GOAL:
Search the material for the string "johndoe", then return every line where it is found.

Collected data entries:
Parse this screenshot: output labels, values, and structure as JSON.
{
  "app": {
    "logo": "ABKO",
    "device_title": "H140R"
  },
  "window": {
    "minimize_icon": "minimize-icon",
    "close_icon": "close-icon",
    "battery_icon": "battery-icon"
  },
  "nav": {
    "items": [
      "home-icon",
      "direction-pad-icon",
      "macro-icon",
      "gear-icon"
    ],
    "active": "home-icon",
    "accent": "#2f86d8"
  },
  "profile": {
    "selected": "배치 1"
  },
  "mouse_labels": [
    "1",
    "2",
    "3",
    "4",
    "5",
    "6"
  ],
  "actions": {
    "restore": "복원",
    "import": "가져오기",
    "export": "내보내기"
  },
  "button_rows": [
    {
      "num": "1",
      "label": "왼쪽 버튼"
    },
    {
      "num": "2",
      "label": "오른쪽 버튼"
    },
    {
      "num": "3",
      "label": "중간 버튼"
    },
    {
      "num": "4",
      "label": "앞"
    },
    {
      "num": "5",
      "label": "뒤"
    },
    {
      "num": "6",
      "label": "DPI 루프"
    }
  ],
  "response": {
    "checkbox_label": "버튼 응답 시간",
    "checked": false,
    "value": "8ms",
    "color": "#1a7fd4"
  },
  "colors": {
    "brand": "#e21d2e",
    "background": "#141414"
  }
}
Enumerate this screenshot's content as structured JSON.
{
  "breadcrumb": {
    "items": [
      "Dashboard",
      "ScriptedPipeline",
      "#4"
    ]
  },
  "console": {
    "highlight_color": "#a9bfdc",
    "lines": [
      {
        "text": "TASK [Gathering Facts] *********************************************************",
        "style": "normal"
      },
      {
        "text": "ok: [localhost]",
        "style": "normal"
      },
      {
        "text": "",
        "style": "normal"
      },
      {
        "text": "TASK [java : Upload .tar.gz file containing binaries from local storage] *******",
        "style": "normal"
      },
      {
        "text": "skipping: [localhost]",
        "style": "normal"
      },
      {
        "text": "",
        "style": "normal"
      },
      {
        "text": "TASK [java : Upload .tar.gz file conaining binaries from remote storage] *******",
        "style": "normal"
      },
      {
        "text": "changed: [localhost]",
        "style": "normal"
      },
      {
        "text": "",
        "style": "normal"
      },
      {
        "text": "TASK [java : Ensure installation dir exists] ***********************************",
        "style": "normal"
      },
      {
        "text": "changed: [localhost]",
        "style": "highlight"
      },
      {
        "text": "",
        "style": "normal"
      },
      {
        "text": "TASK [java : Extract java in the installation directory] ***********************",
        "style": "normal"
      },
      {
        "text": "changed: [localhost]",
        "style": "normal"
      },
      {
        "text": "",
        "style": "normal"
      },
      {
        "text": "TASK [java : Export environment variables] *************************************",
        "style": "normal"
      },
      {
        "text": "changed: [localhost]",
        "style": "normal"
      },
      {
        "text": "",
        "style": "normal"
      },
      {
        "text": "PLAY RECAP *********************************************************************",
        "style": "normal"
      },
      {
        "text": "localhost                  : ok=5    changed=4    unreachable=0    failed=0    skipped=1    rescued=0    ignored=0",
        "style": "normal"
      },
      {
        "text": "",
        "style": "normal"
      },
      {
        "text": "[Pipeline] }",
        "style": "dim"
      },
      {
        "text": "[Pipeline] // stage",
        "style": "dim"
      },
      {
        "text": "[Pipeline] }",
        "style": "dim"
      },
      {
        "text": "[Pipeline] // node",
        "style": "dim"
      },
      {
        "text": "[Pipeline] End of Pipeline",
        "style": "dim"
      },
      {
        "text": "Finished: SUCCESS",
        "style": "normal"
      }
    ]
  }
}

--

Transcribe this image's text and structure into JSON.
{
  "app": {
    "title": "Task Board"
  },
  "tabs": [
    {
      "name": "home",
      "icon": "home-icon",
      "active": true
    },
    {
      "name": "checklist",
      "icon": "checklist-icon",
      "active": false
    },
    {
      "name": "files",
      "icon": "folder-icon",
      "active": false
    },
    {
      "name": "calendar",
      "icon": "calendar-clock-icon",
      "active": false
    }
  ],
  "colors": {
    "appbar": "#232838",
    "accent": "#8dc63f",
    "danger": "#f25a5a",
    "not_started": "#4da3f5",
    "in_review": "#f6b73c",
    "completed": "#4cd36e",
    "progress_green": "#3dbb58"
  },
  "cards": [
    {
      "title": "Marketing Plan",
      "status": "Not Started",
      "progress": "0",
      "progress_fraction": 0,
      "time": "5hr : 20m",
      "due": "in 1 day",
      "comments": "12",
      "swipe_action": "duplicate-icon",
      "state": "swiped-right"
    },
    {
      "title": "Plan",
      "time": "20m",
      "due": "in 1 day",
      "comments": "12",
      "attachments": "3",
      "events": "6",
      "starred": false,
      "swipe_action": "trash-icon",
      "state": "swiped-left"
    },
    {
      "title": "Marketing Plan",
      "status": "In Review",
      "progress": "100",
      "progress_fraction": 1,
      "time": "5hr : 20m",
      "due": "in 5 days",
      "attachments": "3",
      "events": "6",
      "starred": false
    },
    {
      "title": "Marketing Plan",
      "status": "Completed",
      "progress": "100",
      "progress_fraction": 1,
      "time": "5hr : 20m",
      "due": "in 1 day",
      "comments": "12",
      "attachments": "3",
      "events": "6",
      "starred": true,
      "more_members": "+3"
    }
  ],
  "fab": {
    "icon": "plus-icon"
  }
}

--

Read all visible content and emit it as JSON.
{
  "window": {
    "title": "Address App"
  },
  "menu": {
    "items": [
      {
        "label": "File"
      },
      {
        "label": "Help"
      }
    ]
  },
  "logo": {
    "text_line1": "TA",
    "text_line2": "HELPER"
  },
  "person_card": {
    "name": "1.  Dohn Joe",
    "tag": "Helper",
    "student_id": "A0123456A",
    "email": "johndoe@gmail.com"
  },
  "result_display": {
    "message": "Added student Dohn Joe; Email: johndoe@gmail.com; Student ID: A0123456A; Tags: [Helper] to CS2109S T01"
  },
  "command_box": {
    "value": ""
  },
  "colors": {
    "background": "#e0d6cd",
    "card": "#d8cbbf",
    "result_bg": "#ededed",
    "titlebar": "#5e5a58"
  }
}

OUTPUT OF THE EXERCISE:
    "email": "johndoe@gmail.com"
    "message": "Added student Dohn Joe; Email: johndoe@gmail.com; Student ID: A0123456A; Tags: [Helper] to CS2109S T01"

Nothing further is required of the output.